[SET PROBLEM] Each entry below is to be duplicated verbatim.

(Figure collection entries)
☆ ☆ ☆

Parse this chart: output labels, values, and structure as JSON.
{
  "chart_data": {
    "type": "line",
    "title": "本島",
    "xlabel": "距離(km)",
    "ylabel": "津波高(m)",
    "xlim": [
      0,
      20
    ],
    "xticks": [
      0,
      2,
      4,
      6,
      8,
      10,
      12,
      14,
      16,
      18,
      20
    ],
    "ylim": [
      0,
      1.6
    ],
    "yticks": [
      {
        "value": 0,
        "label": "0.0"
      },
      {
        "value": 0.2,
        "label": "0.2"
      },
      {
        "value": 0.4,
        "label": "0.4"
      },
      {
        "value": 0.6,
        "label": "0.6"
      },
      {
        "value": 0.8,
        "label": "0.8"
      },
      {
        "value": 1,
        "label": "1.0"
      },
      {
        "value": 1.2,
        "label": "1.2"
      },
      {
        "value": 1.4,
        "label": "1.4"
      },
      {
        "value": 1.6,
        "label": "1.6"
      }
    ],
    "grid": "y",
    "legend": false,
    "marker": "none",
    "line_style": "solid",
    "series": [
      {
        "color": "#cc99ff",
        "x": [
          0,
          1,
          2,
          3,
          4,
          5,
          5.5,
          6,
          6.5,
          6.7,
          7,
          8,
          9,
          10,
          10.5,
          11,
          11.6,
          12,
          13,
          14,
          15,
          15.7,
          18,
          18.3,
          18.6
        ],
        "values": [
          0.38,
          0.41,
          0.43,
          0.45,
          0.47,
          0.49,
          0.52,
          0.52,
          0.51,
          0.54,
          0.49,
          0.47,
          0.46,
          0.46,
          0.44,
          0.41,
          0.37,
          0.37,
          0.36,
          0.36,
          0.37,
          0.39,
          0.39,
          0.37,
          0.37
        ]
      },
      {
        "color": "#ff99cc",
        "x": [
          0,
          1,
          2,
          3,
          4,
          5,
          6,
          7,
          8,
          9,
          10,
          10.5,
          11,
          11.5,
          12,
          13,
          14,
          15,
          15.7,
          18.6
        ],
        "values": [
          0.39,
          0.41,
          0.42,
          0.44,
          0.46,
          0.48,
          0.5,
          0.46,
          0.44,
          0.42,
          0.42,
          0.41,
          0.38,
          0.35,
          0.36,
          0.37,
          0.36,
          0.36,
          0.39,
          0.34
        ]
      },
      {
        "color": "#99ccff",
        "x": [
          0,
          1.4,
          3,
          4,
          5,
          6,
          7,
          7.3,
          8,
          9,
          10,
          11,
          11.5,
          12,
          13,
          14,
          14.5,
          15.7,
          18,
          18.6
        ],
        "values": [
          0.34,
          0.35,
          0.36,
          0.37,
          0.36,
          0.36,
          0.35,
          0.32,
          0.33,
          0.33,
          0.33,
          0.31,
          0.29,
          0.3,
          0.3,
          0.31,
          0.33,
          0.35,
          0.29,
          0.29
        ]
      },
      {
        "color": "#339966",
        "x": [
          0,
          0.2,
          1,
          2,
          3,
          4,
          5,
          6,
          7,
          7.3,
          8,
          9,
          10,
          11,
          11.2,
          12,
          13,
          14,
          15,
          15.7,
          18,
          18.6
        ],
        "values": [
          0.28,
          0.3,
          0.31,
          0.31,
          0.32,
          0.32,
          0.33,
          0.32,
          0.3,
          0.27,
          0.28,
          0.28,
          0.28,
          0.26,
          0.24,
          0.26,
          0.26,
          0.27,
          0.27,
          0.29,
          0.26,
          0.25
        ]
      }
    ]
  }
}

☆ ☆ ☆

[TASK RESULT]
Parse this chart: output labels, values, and structure as JSON.
{
  "chart_data": {
    "type": "line",
    "title": "本島",
    "xlabel": "距離(km)",
    "ylabel": "津波高(m)",
    "xlim": [
      0,
      20
    ],
    "xticks": [
      0,
      2,
      4,
      6,
      8,
      10,
      12,
      14,
      16,
      18,
      20
    ],
    "ylim": [
      0,
      1.6
    ],
    "yticks": [
      {
        "value": 0,
        "label": "0.0"
      },
      {
        "value": 0.2,
        "label": "0.2"
      },
      {
        "value": 0.4,
        "label": "0.4"
      },
      {
        "value": 0.6,
        "label": "0.6"
      },
      {
        "value": 0.8,
        "label": "0.8"
      },
      {
        "value": 1,
        "label": "1.0"
      },
      {
        "value": 1.2,
        "label": "1.2"
      },
      {
        "value": 1.4,
        "label": "1.4"
      },
      {
        "value": 1.6,
        "label": "1.6"
      }
    ],
    "grid": "y",
    "legend": false,
    "marker": "none",
    "line_style": "solid",
    "series": [
      {
        "color": "#cc99ff",
        "x": [
          0,
          1,
          2,
          3,
          4,
          5,
          5.5,
          6,
          6.5,
          6.7,
          7,
          8,
          9,
          10,
          10.5,
          11,
          11.6,
          12,
          13,
          14,
          15,
          15.7,
          18,
          18.3,
          18.6
        ],
        "values": [
          0.38,
          0.41,
          0.43,
          0.45,
          0.47,
          0.49,
          0.52,
          0.52,
          0.51,
          0.54,
          0.49,
          0.47,
          0.46,
          0.46,
          0.44,
          0.41,
          0.37,
          0.37,
          0.36,
          0.36,
          0.37,
          0.39,
          0.39,
          0.37,
          0.37
        ]
      },
      {
        "color": "#ff99cc",
        "x": [
          0,
          1,
          2,
          3,
          4,
          5,
          6,
          7,
          8,
          9,
          10,
          10.5,
          11,
          11.5,
          12,
          13,
          14,
          15,
          15.7,
          18.6
        ],
        "values": [
          0.39,
          0.41,
          0.42,
          0.44,
          0.46,
          0.48,
          0.5,
          0.46,
          0.44,
          0.42,
          0.42,
          0.41,
          0.38,
          0.35,
          0.36,
          0.37,
          0.36,
          0.36,
          0.39,
          0.34
        ]
      },
      {
        "color": "#99ccff",
        "x": [
          0,
          1.4,
          3,
          4,
          5,
          6,
          7,
          7.3,
          8,
          9,
          10,
          11,
          11.5,
          12,
          13,
          14,
          14.5,
          15.7,
          18,
          18.6
        ],
        "values": [
          0.34,
          0.35,
          0.36,
          0.37,
          0.36,
          0.36,
          0.35,
          0.32,
          0.33,
          0.33,
          0.33,
          0.31,
          0.29,
          0.3,
          0.3,
          0.31,
          0.33,
          0.35,
          0.29,
          0.29
        ]
      },
      {
        "color": "#339966",
        "x": [
          0,
          0.2,
          1,
          2,
          3,
          4,
          5,
          6,
          7,
          7.3,
          8,
          9,
          10,
          11,
          11.2,
          12,
          13,
          14,
          15,
          15.7,
          18,
          18.6
        ],
        "values": [
          0.28,
          0.3,
          0.31,
          0.31,
          0.32,
          0.32,
          0.33,
          0.32,
          0.3,
          0.27,
          0.28,
          0.28,
          0.28,
          0.26,
          0.24,
          0.26,
          0.26,
          0.27,
          0.27,
          0.29,
          0.26,
          0.25
        ]
      }
    ]
  }
}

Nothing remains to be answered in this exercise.